Challenge:
Check each line of the listing for the string "卫生招聘考试之卫生招聘", count the lines that have it, and answer with that number only.

┌─ Records supplied

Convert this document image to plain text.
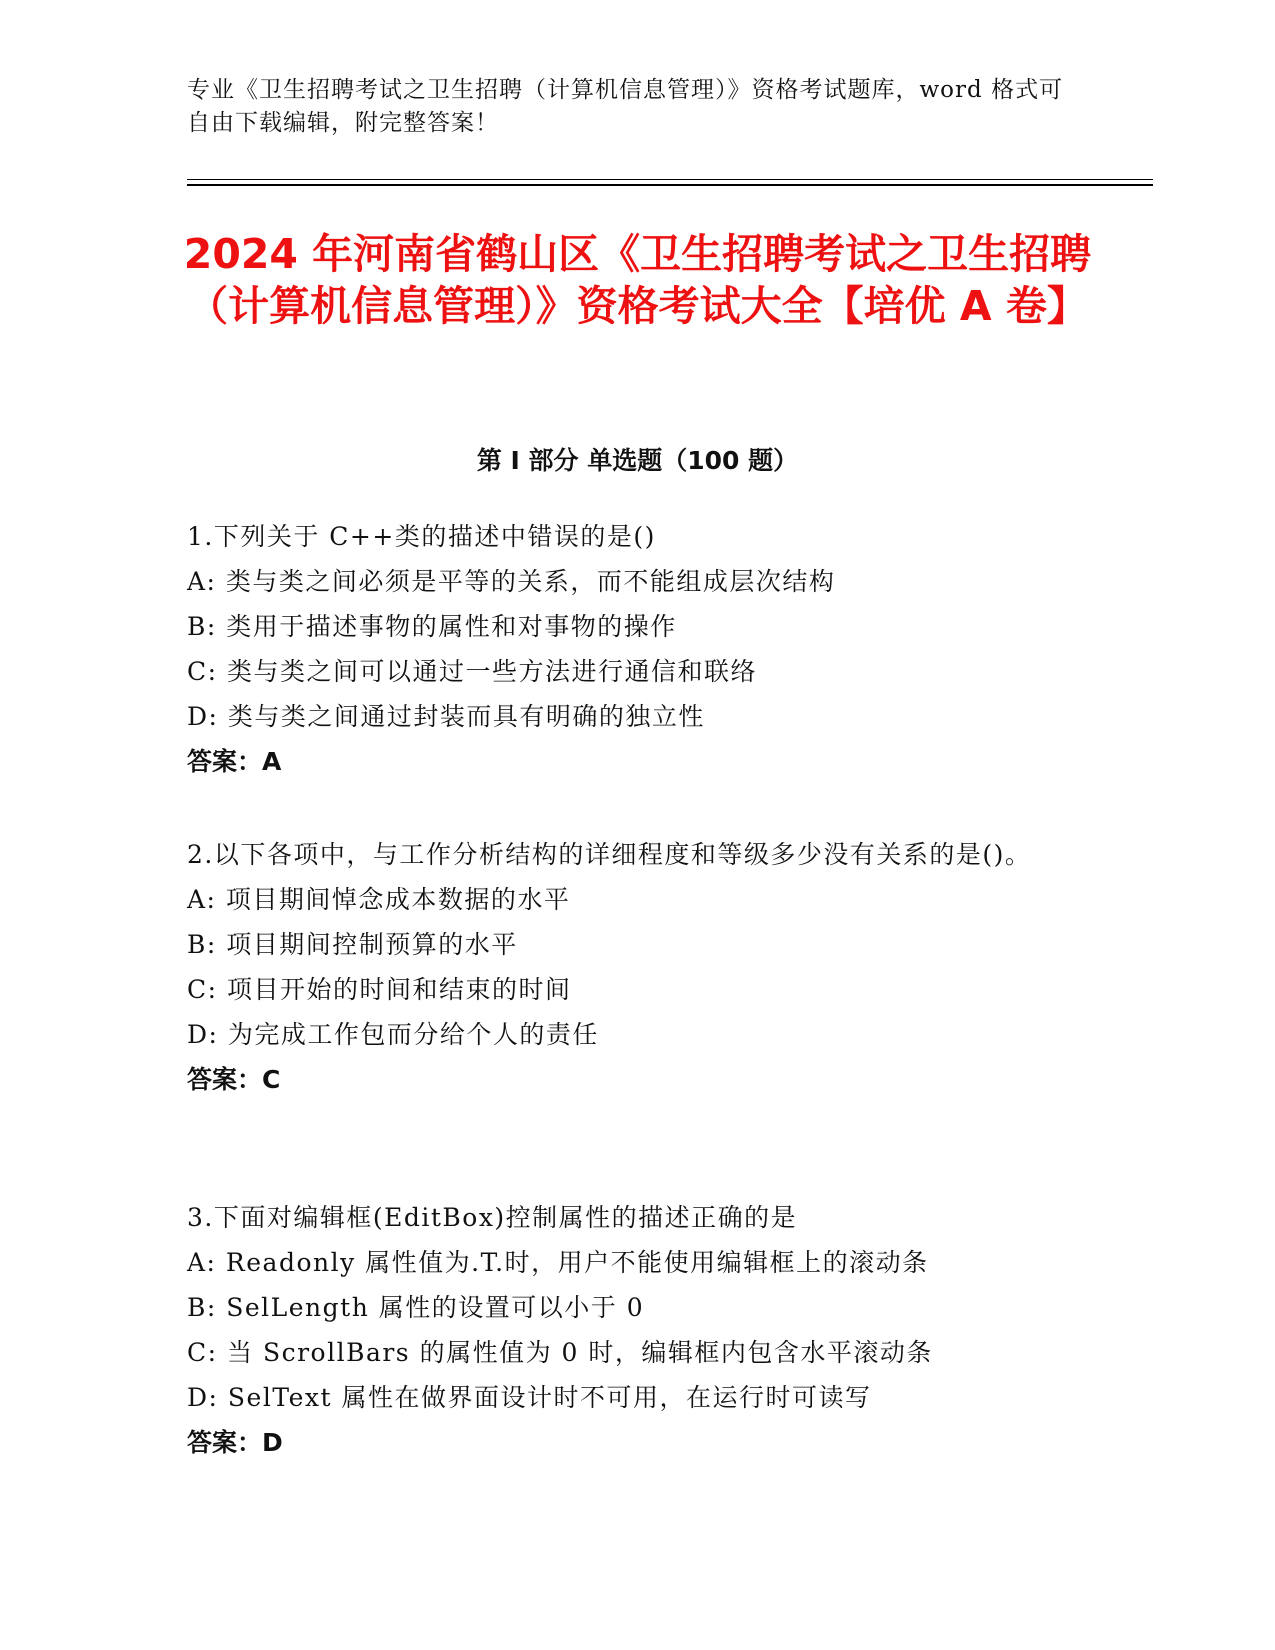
专业《卫生招聘考试之卫生招聘（计算机信息管理）》资格考试题库，word 格式可自由下载编辑，附完整答案！
2024 年河南省鹤山区《卫生招聘考试之卫生招聘（计算机信息管理）》资格考试大全【培优 A 卷】
第 I 部分 单选题（100 题）
1.下列关于 C++类的描述中错误的是()
A: 类与类之间必须是平等的关系，而不能组成层次结构
B: 类用于描述事物的属性和对事物的操作
C: 类与类之间可以通过一些方法进行通信和联络
D: 类与类之间通过封装而具有明确的独立性
答案：A
2.以下各项中，与工作分析结构的详细程度和等级多少没有关系的是()。
A: 项目期间悼念成本数据的水平
B: 项目期间控制预算的水平
C: 项目开始的时间和结束的时间
D: 为完成工作包而分给个人的责任
答案：C
3.下面对编辑框(EditBox)控制属性的描述正确的是
A: Readonly 属性值为.T.时，用户不能使用编辑框上的滚动条
B: SelLength 属性的设置可以小于 0
C: 当 ScrollBars 的属性值为 0 时，编辑框内包含水平滚动条
D: SelText 属性在做界面设计时不可用，在运行时可读写
答案：D
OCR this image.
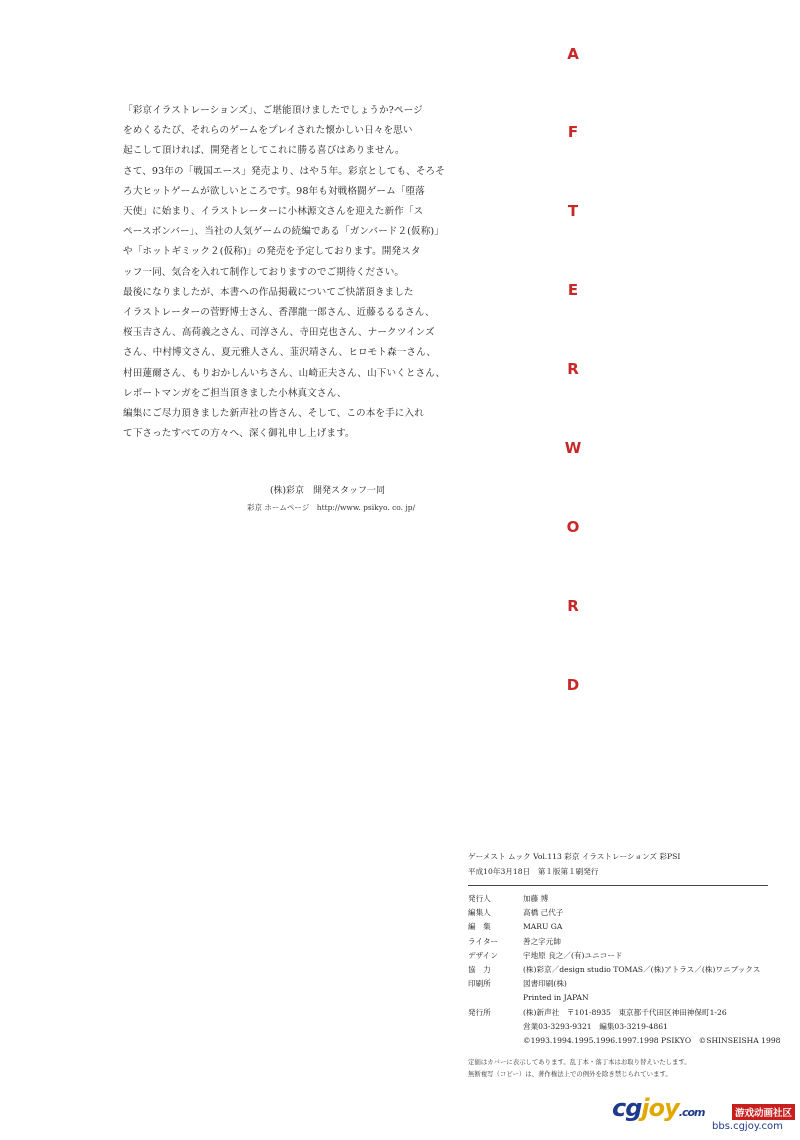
「彩京イラストレーションズ」、ご堪能頂けましたでしょうか?ページ

をめくるたび、それらのゲームをプレイされた懐かしい日々を思い

起こして頂ければ、開発者としてこれに勝る喜びはありません。

さて、93年の「戦国エース」発売より、はや５年。彩京としても、そろそ

ろ大ヒットゲームが欲しいところです。98年も対戦格闘ゲーム「堕落

天使」に始まり、イラストレーターに小林源文さんを迎えた新作「ス

ペースボンバー」、当社の人気ゲームの続編である「ガンバード２(仮称)」

や「ホットギミック２(仮称)」の発売を予定しております。開発スタ

ッフ一同、気合を入れて制作しておりますのでご期待ください。

最後になりましたが、本書への作品掲載についてご快諾頂きました

イラストレーターの菅野博士さん、香澤龍一郎さん、近藤るるるさん、

桜玉吉さん、高荷義之さん、司淳さん、寺田克也さん、ナークツインズ

さん、中村博文さん、夏元雅人さん、韮沢靖さん、ヒロモト森一さん、

村田蓮爾さん、もりおかしんいちさん、山崎正夫さん、山下いくとさん、

レポートマンガをご担当頂きました小林真文さん、

編集にご尽力頂きました新声社の皆さん、そして、この本を手に入れ

て下さったすべての方々へ、深く御礼申し上げます。

(株)彩京　開発スタッフ一同
彩京 ホームページ　http://www. psikyo. co. jp/
A
F
T
E
R
W
O
R
D
ゲーメスト ムック Vol.113 彩京 イラストレーションズ 彩PSI
平成10年3月18日　第１版第１刷発行
発行人	加藤 博
編集人	高橋 己代子
編　集	MARU GA
ライター	善之字元帥
デザイン	宇地原 良之／(有)ユニコード
協　力	(株)彩京／design studio TOMAS／(株)アトラス／(株)ワニブックス
印刷所	図書印刷(株)
Printed in JAPAN
発行所	(株)新声社　〒101-8935　東京都千代田区神田神保町1-26
営業03-3293-9321　編集03-3219-4861
©1993.1994.1995.1996.1997.1998 PSIKYO　©SHINSEISHA 1998
定価はカバーに表示してあります。乱丁本・落丁本はお取り替えいたします。
無断複写（コピー）は、著作権法上での例外を除き禁じられています。
cgjoy.com	游戏动画社区
bbs.cgjoy.com
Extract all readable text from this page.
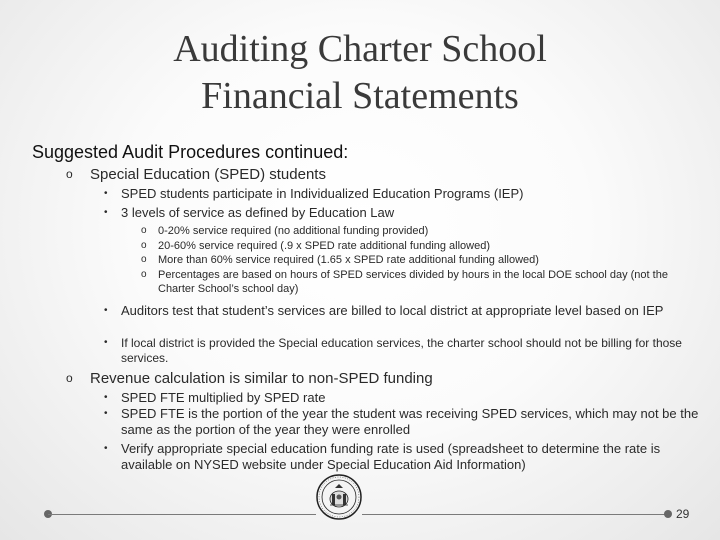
Auditing Charter School
Financial Statements
Suggested Audit Procedures continued:
o Special Education (SPED) students
• SPED students participate in Individualized Education Programs (IEP)
• 3 levels of service as defined by Education Law
o 0-20% service required (no additional funding provided)
o 20-60% service required (.9 x SPED rate additional funding allowed)
o More than 60% service required (1.65 x SPED rate additional funding allowed)
o Percentages are based on hours of SPED services divided by hours in the local DOE school day (not the Charter School’s school day)
• Auditors test that student’s services are billed to local district at appropriate level based on IEP
• If local district is provided the Special education services, the charter school should not be billing for those services.
o Revenue calculation is similar to non-SPED funding
• SPED FTE multiplied by SPED rate
• SPED FTE is the portion of the year the student was receiving SPED services, which may not be the same as the portion of the year they were enrolled
• Verify appropriate special education funding rate is used (spreadsheet to determine the rate is available on NYSED website under Special Education Aid Information)
29
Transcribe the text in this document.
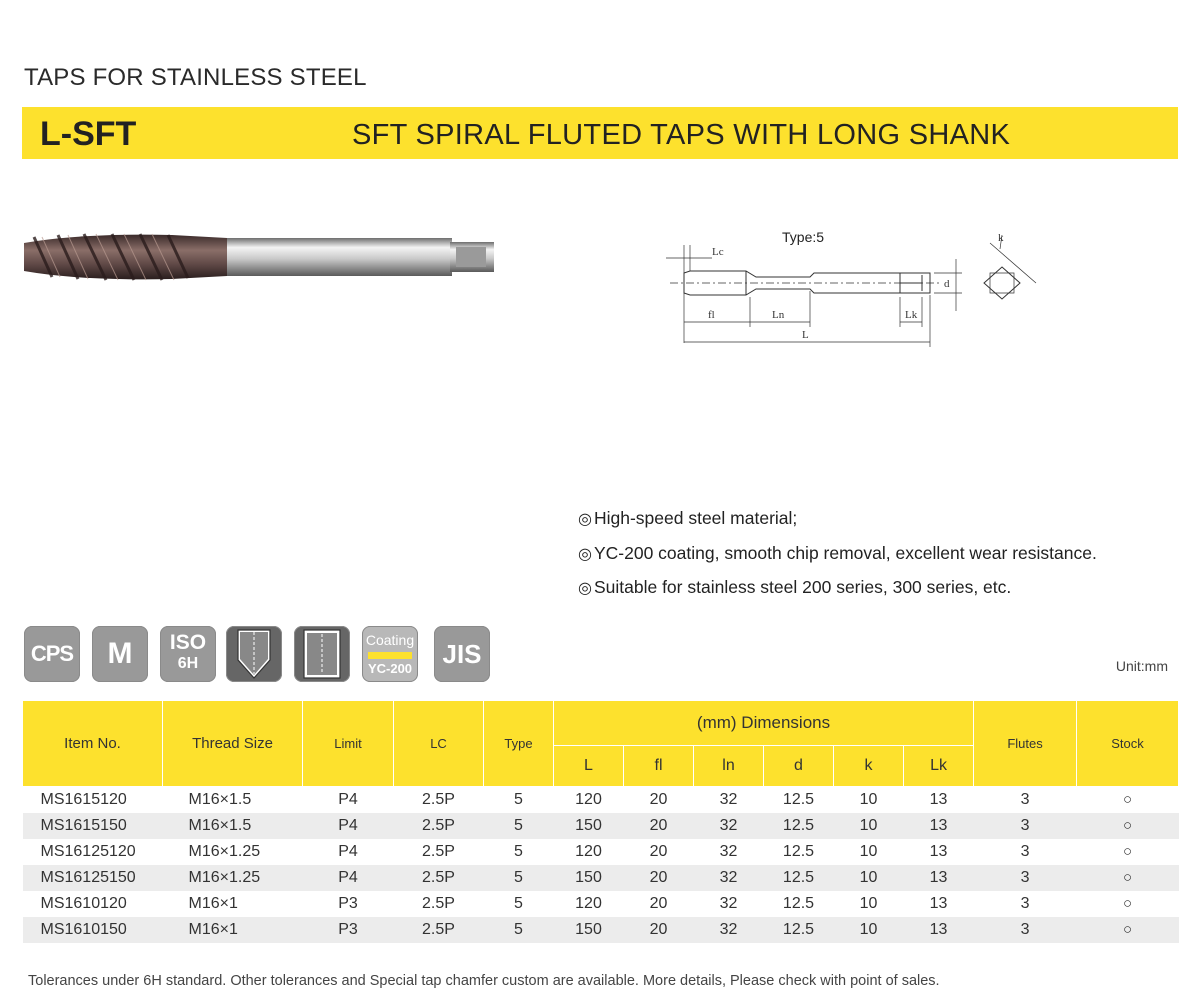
TAPS FOR STAINLESS STEEL
L-SFT	SFT SPIRAL FLUTED TAPS WITH LONG SHANK
Type:5
Lc
fl	Ln	Lk
L
d
k
◎ High-speed steel material;
◎ YC-200 coating, smooth chip removal, excellent wear resistance.
◎ Suitable for stainless steel 200 series, 300 series, etc.
CPS	M	ISO
6H
Coating
YC-200	JIS	Unit:mm
Item No.	Thread Size	Limit	LC	Type	(mm) Dimensions						Flutes	Stock
					L	fl	ln	d	k	Lk		
MS1615120	M16×1.5	P4	2.5P	5	120	20	32	12.5	10	13	3	○
MS1615150	M16×1.5	P4	2.5P	5	150	20	32	12.5	10	13	3	○
MS16125120	M16×1.25	P4	2.5P	5	120	20	32	12.5	10	13	3	○
MS16125150	M16×1.25	P4	2.5P	5	150	20	32	12.5	10	13	3	○
MS1610120	M16×1	P3	2.5P	5	120	20	32	12.5	10	13	3	○
MS1610150	M16×1	P3	2.5P	5	150	20	32	12.5	10	13	3	○
Tolerances under 6H standard. Other tolerances and Special tap chamfer custom are available. More details, Please check with point of sales.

└─

Response to the task:
2